-- Start of Data entries --
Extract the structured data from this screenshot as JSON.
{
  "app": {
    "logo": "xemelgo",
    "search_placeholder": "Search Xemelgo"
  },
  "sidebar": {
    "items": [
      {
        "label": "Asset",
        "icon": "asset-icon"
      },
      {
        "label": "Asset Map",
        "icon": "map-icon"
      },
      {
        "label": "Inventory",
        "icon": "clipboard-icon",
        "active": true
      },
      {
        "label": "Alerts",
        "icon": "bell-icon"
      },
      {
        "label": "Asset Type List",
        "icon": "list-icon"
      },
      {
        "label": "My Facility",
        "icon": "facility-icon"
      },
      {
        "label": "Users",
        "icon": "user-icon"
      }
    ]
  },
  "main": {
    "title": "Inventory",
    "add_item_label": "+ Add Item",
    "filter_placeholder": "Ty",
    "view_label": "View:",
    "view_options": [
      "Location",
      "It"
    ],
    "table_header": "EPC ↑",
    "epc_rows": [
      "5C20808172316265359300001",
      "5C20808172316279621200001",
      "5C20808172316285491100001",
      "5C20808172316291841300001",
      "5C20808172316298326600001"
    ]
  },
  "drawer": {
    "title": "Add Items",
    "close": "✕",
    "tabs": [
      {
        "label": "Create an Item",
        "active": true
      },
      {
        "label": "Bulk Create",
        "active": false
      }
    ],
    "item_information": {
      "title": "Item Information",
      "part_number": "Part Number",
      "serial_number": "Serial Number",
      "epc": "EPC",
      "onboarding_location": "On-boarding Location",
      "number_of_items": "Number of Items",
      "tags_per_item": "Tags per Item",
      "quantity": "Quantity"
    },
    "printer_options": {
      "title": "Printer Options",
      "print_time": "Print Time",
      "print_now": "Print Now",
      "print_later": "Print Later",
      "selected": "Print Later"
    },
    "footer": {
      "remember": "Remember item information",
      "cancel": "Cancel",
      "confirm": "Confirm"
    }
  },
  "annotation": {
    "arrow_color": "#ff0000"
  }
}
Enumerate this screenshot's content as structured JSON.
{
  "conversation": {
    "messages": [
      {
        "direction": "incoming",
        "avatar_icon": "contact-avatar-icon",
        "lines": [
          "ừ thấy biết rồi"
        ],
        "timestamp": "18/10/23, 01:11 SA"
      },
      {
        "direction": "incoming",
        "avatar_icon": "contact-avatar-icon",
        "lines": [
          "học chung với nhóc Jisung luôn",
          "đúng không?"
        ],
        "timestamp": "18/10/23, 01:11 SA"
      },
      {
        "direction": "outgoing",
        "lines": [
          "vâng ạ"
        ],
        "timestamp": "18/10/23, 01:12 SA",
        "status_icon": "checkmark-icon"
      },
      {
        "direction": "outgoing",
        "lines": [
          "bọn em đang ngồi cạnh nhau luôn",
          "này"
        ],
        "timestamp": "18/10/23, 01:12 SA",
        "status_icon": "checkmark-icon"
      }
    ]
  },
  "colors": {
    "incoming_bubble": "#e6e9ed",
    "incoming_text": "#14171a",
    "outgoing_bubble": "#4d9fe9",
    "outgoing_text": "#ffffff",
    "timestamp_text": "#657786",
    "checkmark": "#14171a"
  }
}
-- End of Data entries --
**Written exercise**.
Please output every record, keeping each line exact.

**Correct response**.
Extract the structured data from this screenshot as JSON.
{
  "app": {
    "logo": "xemelgo",
    "search_placeholder": "Search Xemelgo"
  },
  "sidebar": {
    "items": [
      {
        "label": "Asset",
        "icon": "asset-icon"
      },
      {
        "label": "Asset Map",
        "icon": "map-icon"
      },
      {
        "label": "Inventory",
        "icon": "clipboard-icon",
        "active": true
      },
      {
        "label": "Alerts",
        "icon": "bell-icon"
      },
      {
        "label": "Asset Type List",
        "icon": "list-icon"
      },
      {
        "label": "My Facility",
        "icon": "facility-icon"
      },
      {
        "label": "Users",
        "icon": "user-icon"
      }
    ]
  },
  "main": {
    "title": "Inventory",
    "add_item_label": "+ Add Item",
    "filter_placeholder": "Ty",
    "view_label": "View:",
    "view_options": [
      "Location",
      "It"
    ],
    "table_header": "EPC ↑",
    "epc_rows": [
      "5C20808172316265359300001",
      "5C20808172316279621200001",
      "5C20808172316285491100001",
      "5C20808172316291841300001",
      "5C20808172316298326600001"
    ]
  },
  "drawer": {
    "title": "Add Items",
    "close": "✕",
    "tabs": [
      {
        "label": "Create an Item",
        "active": true
      },
      {
        "label": "Bulk Create",
        "active": false
      }
    ],
    "item_information": {
      "title": "Item Information",
      "part_number": "Part Number",
      "serial_number": "Serial Number",
      "epc": "EPC",
      "onboarding_location": "On-boarding Location",
      "number_of_items": "Number of Items",
      "tags_per_item": "Tags per Item",
      "quantity": "Quantity"
    },
    "printer_options": {
      "title": "Printer Options",
      "print_time": "Print Time",
      "print_now": "Print Now",
      "print_later": "Print Later",
      "selected": "Print Later"
    },
    "footer": {
      "remember": "Remember item information",
      "cancel": "Cancel",
      "confirm": "Confirm"
    }
  },
  "annotation": {
    "arrow_color": "#ff0000"
  }
}
Enumerate this screenshot's content as structured JSON.
{
  "conversation": {
    "messages": [
      {
        "direction": "incoming",
        "avatar_icon": "contact-avatar-icon",
        "lines": [
          "ừ thấy biết rồi"
        ],
        "timestamp": "18/10/23, 01:11 SA"
      },
      {
        "direction": "incoming",
        "avatar_icon": "contact-avatar-icon",
        "lines": [
          "học chung với nhóc Jisung luôn",
          "đúng không?"
        ],
        "timestamp": "18/10/23, 01:11 SA"
      },
      {
        "direction": "outgoing",
        "lines": [
          "vâng ạ"
        ],
        "timestamp": "18/10/23, 01:12 SA",
        "status_icon": "checkmark-icon"
      },
      {
        "direction": "outgoing",
        "lines": [
          "bọn em đang ngồi cạnh nhau luôn",
          "này"
        ],
        "timestamp": "18/10/23, 01:12 SA",
        "status_icon": "checkmark-icon"
      }
    ]
  },
  "colors": {
    "incoming_bubble": "#e6e9ed",
    "incoming_text": "#14171a",
    "outgoing_bubble": "#4d9fe9",
    "outgoing_text": "#ffffff",
    "timestamp_text": "#657786",
    "checkmark": "#14171a"
  }
}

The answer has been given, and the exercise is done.